* What to do
Your answer should be every line of the records that contains the word "Mental", copied as it stands.

┌─ Dataset excerpts

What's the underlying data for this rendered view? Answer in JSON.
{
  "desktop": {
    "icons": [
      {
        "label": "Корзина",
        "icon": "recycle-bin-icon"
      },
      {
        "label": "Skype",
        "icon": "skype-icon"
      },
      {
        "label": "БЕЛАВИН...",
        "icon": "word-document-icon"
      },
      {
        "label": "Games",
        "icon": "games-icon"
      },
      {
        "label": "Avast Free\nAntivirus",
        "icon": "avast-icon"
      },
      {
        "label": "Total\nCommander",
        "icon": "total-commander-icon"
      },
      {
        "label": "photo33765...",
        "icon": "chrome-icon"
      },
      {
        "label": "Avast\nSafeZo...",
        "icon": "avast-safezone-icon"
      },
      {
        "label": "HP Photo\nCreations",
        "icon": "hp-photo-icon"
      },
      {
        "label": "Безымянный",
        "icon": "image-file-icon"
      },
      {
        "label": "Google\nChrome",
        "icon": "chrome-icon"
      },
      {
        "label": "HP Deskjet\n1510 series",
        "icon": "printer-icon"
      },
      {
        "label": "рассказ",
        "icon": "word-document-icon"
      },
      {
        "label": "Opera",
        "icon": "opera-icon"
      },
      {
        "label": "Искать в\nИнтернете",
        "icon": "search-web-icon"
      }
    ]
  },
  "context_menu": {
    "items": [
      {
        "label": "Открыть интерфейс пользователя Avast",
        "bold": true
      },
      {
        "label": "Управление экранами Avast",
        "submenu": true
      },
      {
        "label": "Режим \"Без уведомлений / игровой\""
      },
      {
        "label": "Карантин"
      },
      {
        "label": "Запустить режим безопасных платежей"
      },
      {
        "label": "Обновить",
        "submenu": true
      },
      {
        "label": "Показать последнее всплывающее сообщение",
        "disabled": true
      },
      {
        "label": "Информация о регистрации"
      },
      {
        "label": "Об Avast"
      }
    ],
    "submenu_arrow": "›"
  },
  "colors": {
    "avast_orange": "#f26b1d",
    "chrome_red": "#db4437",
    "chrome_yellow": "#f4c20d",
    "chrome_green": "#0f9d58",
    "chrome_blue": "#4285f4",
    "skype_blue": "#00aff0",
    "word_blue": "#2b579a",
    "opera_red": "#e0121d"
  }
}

└─
┌─ Dataset excerpts

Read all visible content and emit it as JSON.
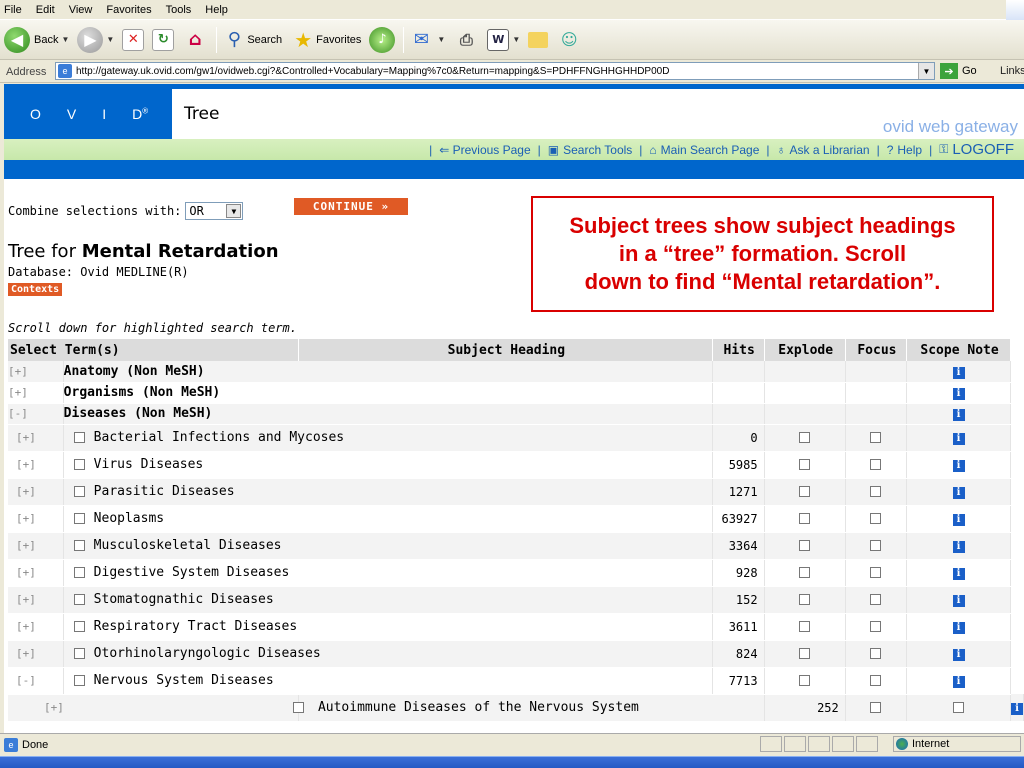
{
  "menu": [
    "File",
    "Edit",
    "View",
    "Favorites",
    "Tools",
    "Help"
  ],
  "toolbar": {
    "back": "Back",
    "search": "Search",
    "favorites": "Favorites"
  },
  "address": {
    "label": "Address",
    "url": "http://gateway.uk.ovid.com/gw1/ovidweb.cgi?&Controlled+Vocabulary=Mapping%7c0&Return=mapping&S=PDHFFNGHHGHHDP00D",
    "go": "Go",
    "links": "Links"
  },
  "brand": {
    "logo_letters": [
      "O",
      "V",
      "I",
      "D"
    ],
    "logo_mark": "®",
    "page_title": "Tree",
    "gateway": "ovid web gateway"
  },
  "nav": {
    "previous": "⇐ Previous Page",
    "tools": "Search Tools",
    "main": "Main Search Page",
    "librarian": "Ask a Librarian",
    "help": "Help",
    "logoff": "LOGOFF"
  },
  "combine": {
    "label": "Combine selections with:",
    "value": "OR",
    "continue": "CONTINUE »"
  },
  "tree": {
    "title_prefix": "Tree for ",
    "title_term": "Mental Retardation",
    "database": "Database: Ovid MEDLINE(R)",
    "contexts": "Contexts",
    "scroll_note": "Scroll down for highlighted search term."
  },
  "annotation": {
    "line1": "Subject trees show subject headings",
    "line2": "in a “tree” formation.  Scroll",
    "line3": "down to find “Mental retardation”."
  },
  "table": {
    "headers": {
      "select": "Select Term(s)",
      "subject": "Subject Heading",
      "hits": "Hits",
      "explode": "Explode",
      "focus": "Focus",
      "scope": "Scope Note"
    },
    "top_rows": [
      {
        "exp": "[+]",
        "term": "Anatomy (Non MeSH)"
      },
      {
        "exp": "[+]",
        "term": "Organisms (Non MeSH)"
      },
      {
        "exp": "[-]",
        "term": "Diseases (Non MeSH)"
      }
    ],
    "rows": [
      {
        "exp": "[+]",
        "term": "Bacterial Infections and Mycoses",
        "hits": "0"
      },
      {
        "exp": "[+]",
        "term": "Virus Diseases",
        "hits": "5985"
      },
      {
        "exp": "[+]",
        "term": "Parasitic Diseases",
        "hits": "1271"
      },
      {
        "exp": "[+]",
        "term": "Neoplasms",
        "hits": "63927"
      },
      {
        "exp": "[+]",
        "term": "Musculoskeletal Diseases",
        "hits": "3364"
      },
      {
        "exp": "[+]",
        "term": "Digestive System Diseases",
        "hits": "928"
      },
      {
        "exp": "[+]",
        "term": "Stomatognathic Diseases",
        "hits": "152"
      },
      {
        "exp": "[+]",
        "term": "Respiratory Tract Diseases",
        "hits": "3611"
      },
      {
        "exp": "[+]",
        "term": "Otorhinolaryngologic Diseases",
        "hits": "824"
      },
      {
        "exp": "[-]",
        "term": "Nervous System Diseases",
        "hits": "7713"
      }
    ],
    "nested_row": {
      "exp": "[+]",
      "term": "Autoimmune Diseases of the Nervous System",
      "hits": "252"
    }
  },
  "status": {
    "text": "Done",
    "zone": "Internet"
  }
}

└─

* Result
    "title_term": "Mental Retardation",
    "line3": "down to find “Mental retardation”."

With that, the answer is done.